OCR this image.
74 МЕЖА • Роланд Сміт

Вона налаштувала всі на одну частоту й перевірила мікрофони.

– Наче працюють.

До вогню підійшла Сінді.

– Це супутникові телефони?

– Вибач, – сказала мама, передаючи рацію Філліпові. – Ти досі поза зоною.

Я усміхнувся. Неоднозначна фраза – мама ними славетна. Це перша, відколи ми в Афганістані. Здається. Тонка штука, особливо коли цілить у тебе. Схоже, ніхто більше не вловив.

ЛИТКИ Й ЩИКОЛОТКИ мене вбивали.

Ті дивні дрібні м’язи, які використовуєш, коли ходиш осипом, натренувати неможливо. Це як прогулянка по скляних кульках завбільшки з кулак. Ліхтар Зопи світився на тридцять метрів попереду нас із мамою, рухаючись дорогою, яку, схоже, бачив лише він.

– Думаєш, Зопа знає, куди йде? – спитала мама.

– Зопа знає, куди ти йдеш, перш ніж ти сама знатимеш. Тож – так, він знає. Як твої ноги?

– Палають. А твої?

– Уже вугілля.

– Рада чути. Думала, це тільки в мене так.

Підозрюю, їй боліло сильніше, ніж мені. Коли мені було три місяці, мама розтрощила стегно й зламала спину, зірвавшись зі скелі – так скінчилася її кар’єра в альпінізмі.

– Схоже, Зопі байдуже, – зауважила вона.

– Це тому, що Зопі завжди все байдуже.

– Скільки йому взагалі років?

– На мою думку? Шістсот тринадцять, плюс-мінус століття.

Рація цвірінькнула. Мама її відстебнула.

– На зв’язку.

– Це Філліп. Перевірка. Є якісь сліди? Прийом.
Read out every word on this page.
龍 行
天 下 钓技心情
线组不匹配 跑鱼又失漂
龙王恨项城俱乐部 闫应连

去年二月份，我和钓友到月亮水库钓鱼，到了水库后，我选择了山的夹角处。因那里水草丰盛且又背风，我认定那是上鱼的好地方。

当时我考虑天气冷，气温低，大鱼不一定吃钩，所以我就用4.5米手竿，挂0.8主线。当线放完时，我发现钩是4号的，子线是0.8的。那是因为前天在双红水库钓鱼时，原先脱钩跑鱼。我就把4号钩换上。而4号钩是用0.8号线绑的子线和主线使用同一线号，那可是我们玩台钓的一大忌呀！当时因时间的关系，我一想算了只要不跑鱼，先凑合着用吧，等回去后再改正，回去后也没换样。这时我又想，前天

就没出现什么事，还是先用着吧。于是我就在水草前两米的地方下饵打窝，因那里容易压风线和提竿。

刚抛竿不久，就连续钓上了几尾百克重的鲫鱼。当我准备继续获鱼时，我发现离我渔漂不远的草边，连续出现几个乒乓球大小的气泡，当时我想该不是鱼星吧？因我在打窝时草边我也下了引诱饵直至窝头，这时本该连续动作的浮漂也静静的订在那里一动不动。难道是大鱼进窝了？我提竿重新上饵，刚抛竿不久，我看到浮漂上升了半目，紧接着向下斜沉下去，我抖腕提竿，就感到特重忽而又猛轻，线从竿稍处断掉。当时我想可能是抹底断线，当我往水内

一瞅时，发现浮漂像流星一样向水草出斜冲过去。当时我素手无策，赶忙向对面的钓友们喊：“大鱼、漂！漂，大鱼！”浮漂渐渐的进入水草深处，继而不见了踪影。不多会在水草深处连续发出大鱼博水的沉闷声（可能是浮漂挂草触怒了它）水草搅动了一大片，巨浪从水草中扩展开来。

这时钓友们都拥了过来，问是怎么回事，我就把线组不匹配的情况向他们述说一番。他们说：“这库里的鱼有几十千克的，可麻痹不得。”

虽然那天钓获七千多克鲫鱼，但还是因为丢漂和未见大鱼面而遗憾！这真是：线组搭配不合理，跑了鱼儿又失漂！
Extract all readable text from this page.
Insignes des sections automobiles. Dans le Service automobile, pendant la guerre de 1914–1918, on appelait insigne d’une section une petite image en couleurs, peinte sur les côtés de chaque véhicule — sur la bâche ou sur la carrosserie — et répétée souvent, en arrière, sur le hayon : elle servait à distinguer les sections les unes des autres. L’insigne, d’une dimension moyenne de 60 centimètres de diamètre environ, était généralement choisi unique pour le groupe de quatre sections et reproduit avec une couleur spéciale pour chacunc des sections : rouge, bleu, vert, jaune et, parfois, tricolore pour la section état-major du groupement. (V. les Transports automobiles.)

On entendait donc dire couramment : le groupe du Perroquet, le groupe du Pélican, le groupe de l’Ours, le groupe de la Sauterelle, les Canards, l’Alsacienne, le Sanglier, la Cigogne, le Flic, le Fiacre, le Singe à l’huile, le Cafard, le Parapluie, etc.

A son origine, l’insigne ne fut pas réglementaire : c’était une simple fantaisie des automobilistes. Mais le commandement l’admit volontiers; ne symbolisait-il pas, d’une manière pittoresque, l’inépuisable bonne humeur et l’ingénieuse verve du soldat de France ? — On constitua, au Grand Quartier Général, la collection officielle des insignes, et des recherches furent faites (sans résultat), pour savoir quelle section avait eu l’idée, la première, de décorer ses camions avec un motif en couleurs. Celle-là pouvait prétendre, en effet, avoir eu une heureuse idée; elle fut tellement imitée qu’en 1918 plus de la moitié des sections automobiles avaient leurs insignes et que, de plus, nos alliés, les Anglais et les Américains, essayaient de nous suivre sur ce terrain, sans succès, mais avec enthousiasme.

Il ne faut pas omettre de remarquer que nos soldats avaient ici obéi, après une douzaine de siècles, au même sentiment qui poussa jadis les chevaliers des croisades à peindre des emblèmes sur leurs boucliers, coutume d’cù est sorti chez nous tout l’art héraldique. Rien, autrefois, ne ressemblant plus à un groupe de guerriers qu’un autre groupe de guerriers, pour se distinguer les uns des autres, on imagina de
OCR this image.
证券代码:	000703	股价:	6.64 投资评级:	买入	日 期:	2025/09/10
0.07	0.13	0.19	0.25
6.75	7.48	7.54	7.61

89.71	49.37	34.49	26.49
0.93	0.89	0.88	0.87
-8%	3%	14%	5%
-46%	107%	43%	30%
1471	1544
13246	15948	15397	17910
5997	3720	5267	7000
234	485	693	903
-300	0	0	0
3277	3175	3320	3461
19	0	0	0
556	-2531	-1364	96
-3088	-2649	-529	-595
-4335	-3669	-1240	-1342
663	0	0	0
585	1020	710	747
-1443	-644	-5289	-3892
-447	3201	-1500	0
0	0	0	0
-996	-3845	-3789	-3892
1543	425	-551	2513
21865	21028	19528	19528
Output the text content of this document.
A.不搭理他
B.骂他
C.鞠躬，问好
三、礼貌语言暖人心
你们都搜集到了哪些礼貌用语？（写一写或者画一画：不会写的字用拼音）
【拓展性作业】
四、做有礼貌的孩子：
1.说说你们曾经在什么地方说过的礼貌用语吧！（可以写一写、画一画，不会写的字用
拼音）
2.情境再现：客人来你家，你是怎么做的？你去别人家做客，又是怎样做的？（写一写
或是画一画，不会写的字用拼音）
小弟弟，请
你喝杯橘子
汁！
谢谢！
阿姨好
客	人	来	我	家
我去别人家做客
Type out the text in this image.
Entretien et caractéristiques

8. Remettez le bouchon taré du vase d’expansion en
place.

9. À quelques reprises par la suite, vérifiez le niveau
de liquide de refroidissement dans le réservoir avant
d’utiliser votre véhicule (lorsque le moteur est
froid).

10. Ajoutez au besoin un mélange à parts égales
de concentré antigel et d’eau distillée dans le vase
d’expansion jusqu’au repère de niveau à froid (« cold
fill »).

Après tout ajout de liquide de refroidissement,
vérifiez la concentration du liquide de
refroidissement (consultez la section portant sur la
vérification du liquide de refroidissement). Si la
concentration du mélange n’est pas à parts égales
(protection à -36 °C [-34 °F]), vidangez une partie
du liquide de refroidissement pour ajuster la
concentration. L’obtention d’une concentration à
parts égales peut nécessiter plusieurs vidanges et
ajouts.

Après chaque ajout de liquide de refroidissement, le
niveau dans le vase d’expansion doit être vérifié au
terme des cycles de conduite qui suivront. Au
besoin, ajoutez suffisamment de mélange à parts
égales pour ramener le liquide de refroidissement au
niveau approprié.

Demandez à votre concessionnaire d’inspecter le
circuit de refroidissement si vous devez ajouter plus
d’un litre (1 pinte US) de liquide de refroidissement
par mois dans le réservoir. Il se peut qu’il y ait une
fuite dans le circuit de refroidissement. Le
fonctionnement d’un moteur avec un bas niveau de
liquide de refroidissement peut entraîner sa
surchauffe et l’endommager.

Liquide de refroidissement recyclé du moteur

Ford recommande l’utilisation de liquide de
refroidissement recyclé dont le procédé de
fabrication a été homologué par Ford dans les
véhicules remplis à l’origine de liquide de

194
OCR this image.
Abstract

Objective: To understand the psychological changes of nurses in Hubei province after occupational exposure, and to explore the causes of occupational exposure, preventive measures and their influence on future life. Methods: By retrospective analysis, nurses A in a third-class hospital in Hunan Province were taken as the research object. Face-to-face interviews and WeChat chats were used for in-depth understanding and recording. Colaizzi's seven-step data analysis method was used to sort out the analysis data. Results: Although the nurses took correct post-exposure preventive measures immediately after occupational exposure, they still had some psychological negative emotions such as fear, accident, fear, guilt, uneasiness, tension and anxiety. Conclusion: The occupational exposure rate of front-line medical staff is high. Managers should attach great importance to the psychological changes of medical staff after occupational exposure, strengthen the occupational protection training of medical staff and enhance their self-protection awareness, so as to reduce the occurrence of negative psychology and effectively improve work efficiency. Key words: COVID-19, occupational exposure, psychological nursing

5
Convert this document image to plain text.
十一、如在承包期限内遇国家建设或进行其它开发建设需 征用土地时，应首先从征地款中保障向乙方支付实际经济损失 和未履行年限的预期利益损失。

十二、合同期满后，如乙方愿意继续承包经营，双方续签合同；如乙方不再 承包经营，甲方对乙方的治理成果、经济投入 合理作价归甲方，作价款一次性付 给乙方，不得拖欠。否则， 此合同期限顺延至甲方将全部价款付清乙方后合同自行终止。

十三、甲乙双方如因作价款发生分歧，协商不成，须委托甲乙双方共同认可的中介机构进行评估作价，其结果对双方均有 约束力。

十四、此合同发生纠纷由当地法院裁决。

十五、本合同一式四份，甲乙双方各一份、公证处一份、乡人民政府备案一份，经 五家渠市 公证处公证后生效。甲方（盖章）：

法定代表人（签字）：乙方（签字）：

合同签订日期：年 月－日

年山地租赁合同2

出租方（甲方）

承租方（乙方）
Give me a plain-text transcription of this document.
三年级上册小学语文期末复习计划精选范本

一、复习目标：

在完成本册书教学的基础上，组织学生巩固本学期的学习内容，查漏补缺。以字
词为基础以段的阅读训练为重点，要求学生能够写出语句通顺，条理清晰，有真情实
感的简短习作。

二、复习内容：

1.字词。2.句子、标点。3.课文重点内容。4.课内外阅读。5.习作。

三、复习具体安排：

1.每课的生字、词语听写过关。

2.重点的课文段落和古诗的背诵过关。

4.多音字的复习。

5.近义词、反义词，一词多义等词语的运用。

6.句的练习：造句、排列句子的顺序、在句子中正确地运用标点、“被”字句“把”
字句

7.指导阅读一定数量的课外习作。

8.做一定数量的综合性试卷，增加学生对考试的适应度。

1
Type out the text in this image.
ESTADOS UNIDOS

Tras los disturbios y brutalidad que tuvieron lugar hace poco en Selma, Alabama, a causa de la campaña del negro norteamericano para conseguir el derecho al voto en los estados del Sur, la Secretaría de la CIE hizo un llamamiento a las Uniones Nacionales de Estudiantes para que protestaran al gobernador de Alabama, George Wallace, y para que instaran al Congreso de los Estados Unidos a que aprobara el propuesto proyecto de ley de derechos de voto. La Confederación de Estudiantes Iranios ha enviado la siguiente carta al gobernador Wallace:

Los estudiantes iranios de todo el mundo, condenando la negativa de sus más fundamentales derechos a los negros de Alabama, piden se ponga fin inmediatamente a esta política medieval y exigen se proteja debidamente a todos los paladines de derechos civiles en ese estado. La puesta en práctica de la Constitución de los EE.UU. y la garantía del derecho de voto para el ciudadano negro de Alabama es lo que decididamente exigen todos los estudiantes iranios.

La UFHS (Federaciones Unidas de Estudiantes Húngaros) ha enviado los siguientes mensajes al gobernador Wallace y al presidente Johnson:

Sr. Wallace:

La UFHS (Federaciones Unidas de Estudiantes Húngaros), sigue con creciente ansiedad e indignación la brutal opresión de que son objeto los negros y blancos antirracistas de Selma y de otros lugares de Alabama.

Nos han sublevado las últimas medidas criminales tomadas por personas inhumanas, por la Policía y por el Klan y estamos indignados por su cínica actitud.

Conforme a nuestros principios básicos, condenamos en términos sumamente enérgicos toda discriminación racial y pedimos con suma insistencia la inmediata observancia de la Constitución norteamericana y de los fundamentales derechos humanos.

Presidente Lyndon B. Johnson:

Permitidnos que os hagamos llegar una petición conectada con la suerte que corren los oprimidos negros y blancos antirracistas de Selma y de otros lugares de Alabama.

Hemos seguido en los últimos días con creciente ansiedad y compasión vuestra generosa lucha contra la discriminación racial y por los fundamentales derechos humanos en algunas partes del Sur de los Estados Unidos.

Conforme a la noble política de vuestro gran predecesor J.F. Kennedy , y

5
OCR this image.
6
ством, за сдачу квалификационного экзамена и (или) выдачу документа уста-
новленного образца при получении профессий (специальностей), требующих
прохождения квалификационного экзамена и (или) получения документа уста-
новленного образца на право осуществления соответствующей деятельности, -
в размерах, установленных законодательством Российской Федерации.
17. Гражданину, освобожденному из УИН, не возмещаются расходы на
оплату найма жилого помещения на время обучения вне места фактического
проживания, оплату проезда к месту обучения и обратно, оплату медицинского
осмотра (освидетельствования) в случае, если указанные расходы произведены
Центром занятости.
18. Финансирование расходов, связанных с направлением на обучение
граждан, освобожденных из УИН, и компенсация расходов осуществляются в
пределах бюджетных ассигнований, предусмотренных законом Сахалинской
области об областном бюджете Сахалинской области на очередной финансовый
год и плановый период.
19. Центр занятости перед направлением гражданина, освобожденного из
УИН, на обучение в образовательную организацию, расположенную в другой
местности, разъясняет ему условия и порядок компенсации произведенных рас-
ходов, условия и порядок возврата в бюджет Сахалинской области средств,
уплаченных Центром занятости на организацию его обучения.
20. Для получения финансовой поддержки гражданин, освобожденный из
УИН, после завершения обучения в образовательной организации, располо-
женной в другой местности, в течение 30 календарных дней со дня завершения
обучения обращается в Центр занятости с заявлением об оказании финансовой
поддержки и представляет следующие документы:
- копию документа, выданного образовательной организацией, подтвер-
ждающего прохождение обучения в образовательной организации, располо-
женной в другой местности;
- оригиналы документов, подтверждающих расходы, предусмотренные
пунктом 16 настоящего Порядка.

- AIM OF THE TASK -
The lines to collect are those holding the string "Зопа"; copy them all.

- SOLUTION FOR THIS EXERCISE -
– Думаєш, Зопа знає, куди йде? – спитала мама.
– Зопа знає, куди ти йдеш, перш ніж ти сама знатимеш. Тож – так, він знає. Як твої ноги?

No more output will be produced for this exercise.